TASK DESCRIPTION ▸ Return all the data below as it stands, minus the pictures.

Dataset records
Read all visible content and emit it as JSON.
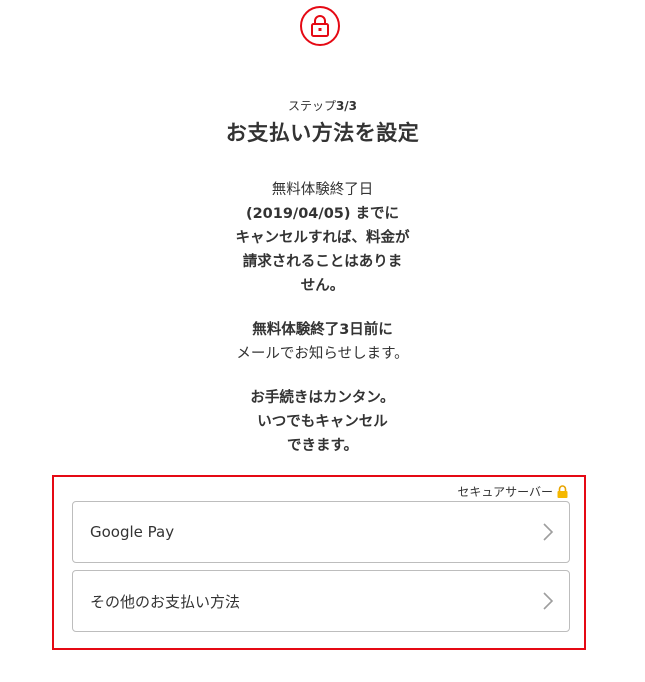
{
  "header": {
    "icon": "lock-icon",
    "accent_color": "#e50914"
  },
  "step": {
    "prefix": "ステップ",
    "value": "3/3"
  },
  "title": "お支払い方法を設定",
  "trial_notice": {
    "line1": "無料体験終了日",
    "line2": "(2019/04/05) までに",
    "line3": "キャンセルすれば、料金が",
    "line4": "請求されることはありま",
    "line5": "せん。"
  },
  "email_notice": {
    "line1": "無料体験終了3日前に",
    "line2": "メールでお知らせします。"
  },
  "easy_notice": {
    "line1": "お手続きはカンタン。",
    "line2": "いつでもキャンセル",
    "line3": "できます。"
  },
  "payment": {
    "secure_label": "セキュアサーバー",
    "secure_icon": "padlock-icon",
    "options": [
      {
        "label": "Google Pay"
      },
      {
        "label": "その他のお支払い方法"
      }
    ]
  }
}
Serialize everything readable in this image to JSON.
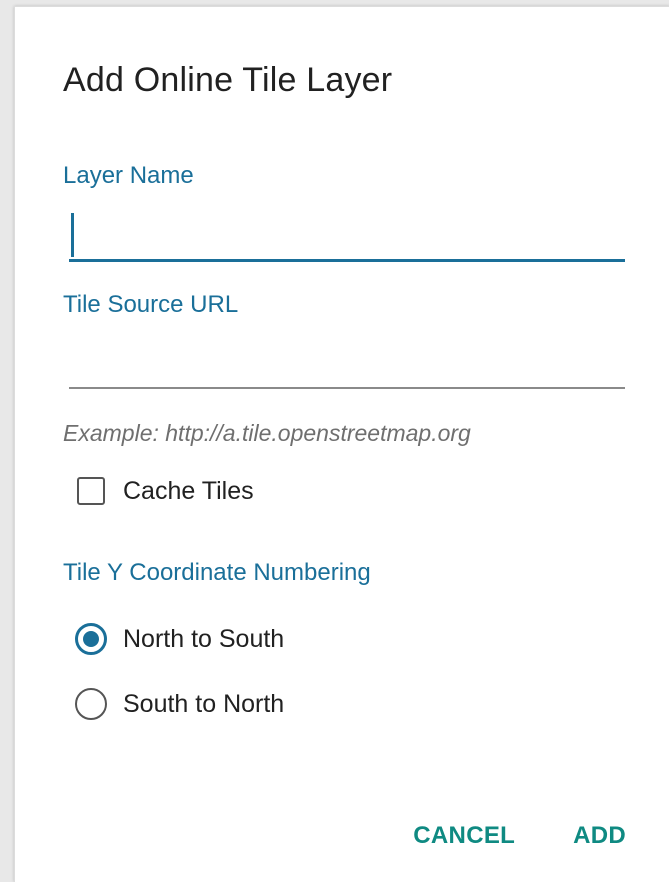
{
  "dialog": {
    "title": "Add Online Tile Layer"
  },
  "layer_name": {
    "label": "Layer Name",
    "value": "",
    "placeholder": ""
  },
  "tile_source_url": {
    "label": "Tile Source URL",
    "value": "",
    "placeholder": "",
    "example": "Example: http://a.tile.openstreetmap.org"
  },
  "cache_tiles": {
    "label": "Cache Tiles",
    "checked": false
  },
  "coordinate_numbering": {
    "label": "Tile Y Coordinate Numbering",
    "options": [
      {
        "label": "North to South",
        "selected": true
      },
      {
        "label": "South to North",
        "selected": false
      }
    ]
  },
  "actions": {
    "cancel_label": "CANCEL",
    "add_label": "ADD"
  },
  "colors": {
    "accent": "#1a6f99",
    "button_text": "#0f8a82",
    "text_primary": "#212121",
    "hint_text": "#6f6f6f"
  }
}
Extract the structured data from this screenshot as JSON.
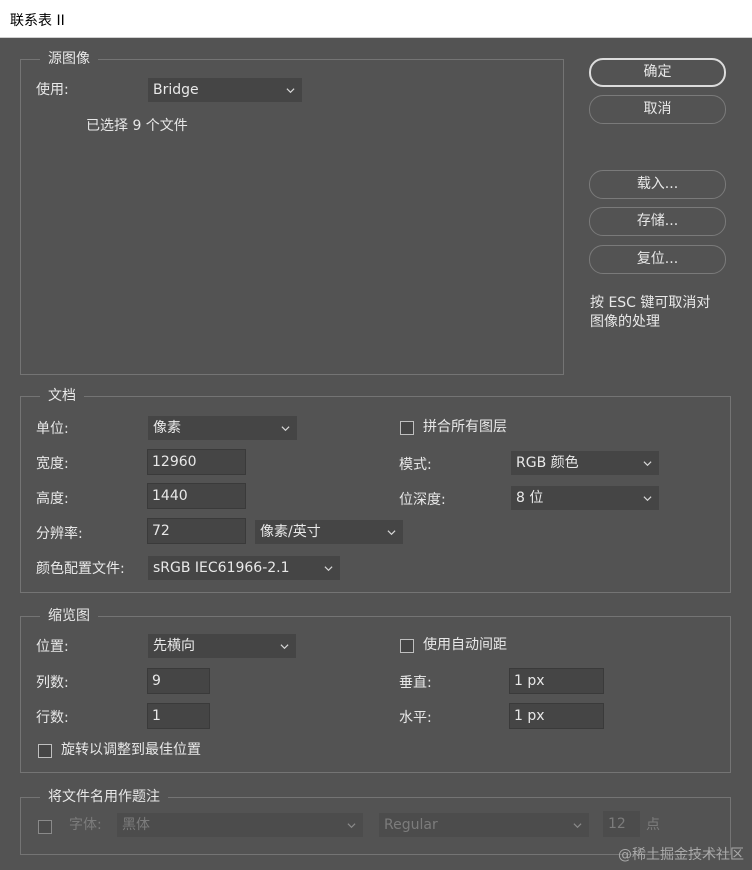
{
  "window": {
    "title": "联系表 II"
  },
  "source": {
    "legend": "源图像",
    "use_label": "使用:",
    "use_value": "Bridge",
    "selection_text": "已选择 9 个文件"
  },
  "buttons": {
    "ok": "确定",
    "cancel": "取消",
    "load": "载入...",
    "save": "存储...",
    "reset": "复位..."
  },
  "hint": {
    "line1": "按 ESC 键可取消对",
    "line2": "图像的处理"
  },
  "document": {
    "legend": "文档",
    "unit_label": "单位:",
    "unit_value": "像素",
    "width_label": "宽度:",
    "width_value": "12960",
    "height_label": "高度:",
    "height_value": "1440",
    "resolution_label": "分辨率:",
    "resolution_value": "72",
    "resolution_unit": "像素/英寸",
    "profile_label": "颜色配置文件:",
    "profile_value": "sRGB IEC61966-2.1",
    "flatten_label": "拼合所有图层",
    "flatten_checked": false,
    "mode_label": "模式:",
    "mode_value": "RGB 颜色",
    "bitdepth_label": "位深度:",
    "bitdepth_value": "8 位"
  },
  "thumbnails": {
    "legend": "缩览图",
    "position_label": "位置:",
    "position_value": "先横向",
    "columns_label": "列数:",
    "columns_value": "9",
    "rows_label": "行数:",
    "rows_value": "1",
    "rotate_label": "旋转以调整到最佳位置",
    "rotate_checked": false,
    "auto_spacing_label": "使用自动间距",
    "auto_spacing_checked": false,
    "vertical_label": "垂直:",
    "vertical_value": "1 px",
    "horizontal_label": "水平:",
    "horizontal_value": "1 px"
  },
  "caption": {
    "legend": "将文件名用作题注",
    "font_label": "字体:",
    "font_value": "黑体",
    "style_value": "Regular",
    "size_value": "12",
    "size_unit": "点"
  },
  "watermark": "@稀土掘金技术社区",
  "icons": {
    "chevron": "chevron-down-icon"
  },
  "colors": {
    "background": "#535353",
    "field": "#454545",
    "text": "#e8e8e8"
  }
}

THE RESULT ▸
Read all visible content and emit it as JSON.
{
  "header": {
    "icon": "lock-icon",
    "accent_color": "#e50914"
  },
  "step": {
    "prefix": "ステップ",
    "value": "3/3"
  },
  "title": "お支払い方法を設定",
  "trial_notice": {
    "line1": "無料体験終了日",
    "line2": "(2019/04/05) までに",
    "line3": "キャンセルすれば、料金が",
    "line4": "請求されることはありま",
    "line5": "せん。"
  },
  "email_notice": {
    "line1": "無料体験終了3日前に",
    "line2": "メールでお知らせします。"
  },
  "easy_notice": {
    "line1": "お手続きはカンタン。",
    "line2": "いつでもキャンセル",
    "line3": "できます。"
  },
  "payment": {
    "secure_label": "セキュアサーバー",
    "secure_icon": "padlock-icon",
    "options": [
      {
        "label": "Google Pay"
      },
      {
        "label": "その他のお支払い方法"
      }
    ]
  }
}
Serialize everything readable in this image to JSON.
{
  "dialog": {
    "title": "Add Online Tile Layer"
  },
  "layer_name": {
    "label": "Layer Name",
    "value": "",
    "placeholder": ""
  },
  "tile_source_url": {
    "label": "Tile Source URL",
    "value": "",
    "placeholder": "",
    "example": "Example: http://a.tile.openstreetmap.org"
  },
  "cache_tiles": {
    "label": "Cache Tiles",
    "checked": false
  },
  "coordinate_numbering": {
    "label": "Tile Y Coordinate Numbering",
    "options": [
      {
        "label": "North to South",
        "selected": true
      },
      {
        "label": "South to North",
        "selected": false
      }
    ]
  },
  "actions": {
    "cancel_label": "CANCEL",
    "add_label": "ADD"
  },
  "colors": {
    "accent": "#1a6f99",
    "button_text": "#0f8a82",
    "text_primary": "#212121",
    "hint_text": "#6f6f6f"
  }
}
Extract the structured data from this screenshot as JSON.
{
  "window": {
    "title": "联系表 II"
  },
  "source": {
    "legend": "源图像",
    "use_label": "使用:",
    "use_value": "Bridge",
    "selection_text": "已选择 9 个文件"
  },
  "buttons": {
    "ok": "确定",
    "cancel": "取消",
    "load": "载入...",
    "save": "存储...",
    "reset": "复位..."
  },
  "hint": {
    "line1": "按 ESC 键可取消对",
    "line2": "图像的处理"
  },
  "document": {
    "legend": "文档",
    "unit_label": "单位:",
    "unit_value": "像素",
    "width_label": "宽度:",
    "width_value": "12960",
    "height_label": "高度:",
    "height_value": "1440",
    "resolution_label": "分辨率:",
    "resolution_value": "72",
    "resolution_unit": "像素/英寸",
    "profile_label": "颜色配置文件:",
    "profile_value": "sRGB IEC61966-2.1",
    "flatten_label": "拼合所有图层",
    "flatten_checked": false,
    "mode_label": "模式:",
    "mode_value": "RGB 颜色",
    "bitdepth_label": "位深度:",
    "bitdepth_value": "8 位"
  },
  "thumbnails": {
    "legend": "缩览图",
    "position_label": "位置:",
    "position_value": "先横向",
    "columns_label": "列数:",
    "columns_value": "9",
    "rows_label": "行数:",
    "rows_value": "1",
    "rotate_label": "旋转以调整到最佳位置",
    "rotate_checked": false,
    "auto_spacing_label": "使用自动间距",
    "auto_spacing_checked": false,
    "vertical_label": "垂直:",
    "vertical_value": "1 px",
    "horizontal_label": "水平:",
    "horizontal_value": "1 px"
  },
  "caption": {
    "legend": "将文件名用作题注",
    "font_label": "字体:",
    "font_value": "黑体",
    "style_value": "Regular",
    "size_value": "12",
    "size_unit": "点"
  },
  "watermark": "@稀土掘金技术社区",
  "icons": {
    "chevron": "chevron-down-icon"
  },
  "colors": {
    "background": "#535353",
    "field": "#454545",
    "text": "#e8e8e8"
  }
}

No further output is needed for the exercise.